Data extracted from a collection
* BEGIN *

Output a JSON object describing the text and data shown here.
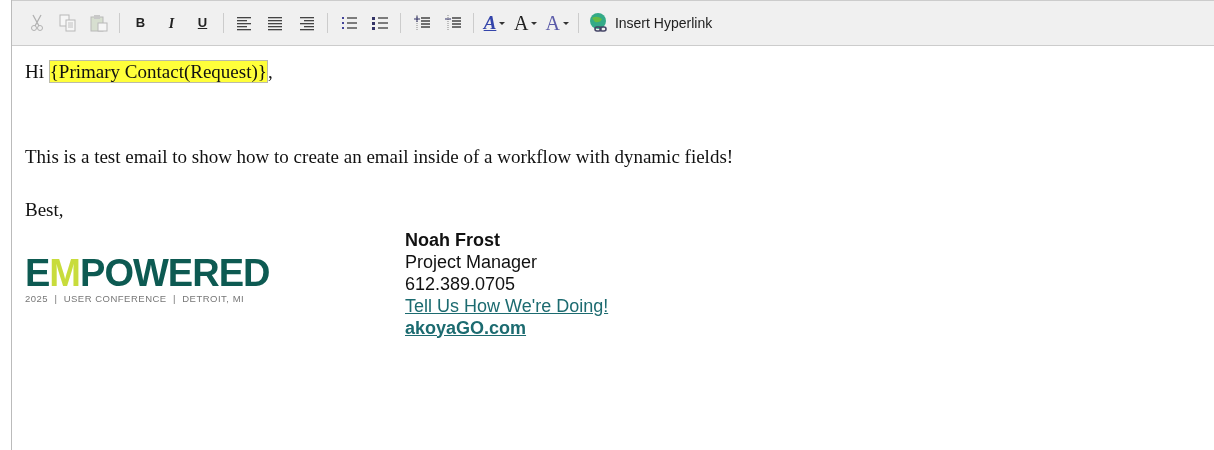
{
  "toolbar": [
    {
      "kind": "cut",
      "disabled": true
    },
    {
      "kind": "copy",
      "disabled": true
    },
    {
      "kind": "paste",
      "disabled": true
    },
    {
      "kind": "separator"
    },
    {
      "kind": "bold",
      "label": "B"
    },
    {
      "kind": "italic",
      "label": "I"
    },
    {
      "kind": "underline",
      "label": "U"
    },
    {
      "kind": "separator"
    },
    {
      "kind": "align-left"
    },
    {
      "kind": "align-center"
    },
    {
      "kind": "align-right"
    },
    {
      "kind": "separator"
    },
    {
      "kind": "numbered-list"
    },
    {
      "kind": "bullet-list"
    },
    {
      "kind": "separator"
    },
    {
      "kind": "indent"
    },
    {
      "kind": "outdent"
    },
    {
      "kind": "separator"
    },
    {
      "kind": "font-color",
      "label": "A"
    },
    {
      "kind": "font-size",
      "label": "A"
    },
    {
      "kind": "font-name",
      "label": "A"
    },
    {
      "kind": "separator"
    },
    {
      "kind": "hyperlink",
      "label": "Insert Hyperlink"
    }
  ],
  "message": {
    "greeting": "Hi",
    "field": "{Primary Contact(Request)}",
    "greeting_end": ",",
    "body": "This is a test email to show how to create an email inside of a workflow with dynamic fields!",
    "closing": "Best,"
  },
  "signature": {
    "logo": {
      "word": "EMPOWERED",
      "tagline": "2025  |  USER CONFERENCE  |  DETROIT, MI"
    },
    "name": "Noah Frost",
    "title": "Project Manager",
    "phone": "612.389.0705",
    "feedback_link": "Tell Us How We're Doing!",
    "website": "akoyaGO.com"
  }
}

* END *
* BEGIN *

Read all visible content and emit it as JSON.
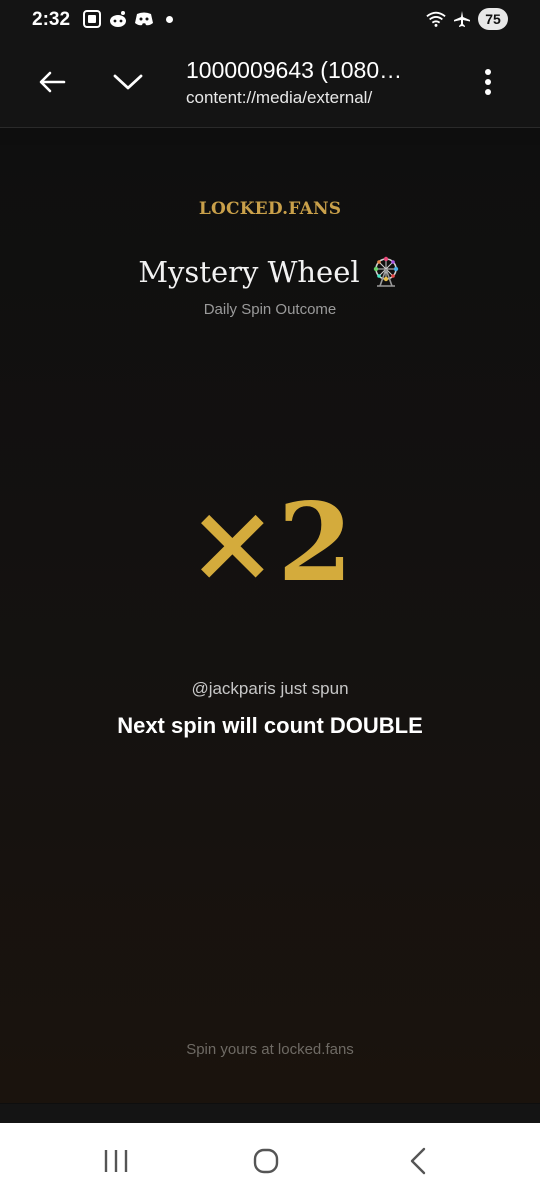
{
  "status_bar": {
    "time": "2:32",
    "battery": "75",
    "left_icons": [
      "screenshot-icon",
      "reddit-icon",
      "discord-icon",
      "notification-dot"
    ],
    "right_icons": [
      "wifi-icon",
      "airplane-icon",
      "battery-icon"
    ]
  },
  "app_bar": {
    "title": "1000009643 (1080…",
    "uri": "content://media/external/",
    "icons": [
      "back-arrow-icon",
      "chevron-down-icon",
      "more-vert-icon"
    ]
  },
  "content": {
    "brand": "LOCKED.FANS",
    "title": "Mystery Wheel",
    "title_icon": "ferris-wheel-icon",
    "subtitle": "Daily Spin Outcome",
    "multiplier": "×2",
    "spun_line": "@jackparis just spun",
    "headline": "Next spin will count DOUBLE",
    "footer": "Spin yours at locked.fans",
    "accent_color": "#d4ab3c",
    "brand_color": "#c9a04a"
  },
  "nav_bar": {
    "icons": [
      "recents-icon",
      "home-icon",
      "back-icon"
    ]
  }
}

* END *

# Task goal:
Write only the number of lines in the data above that include "content".

# Answer to the task:
3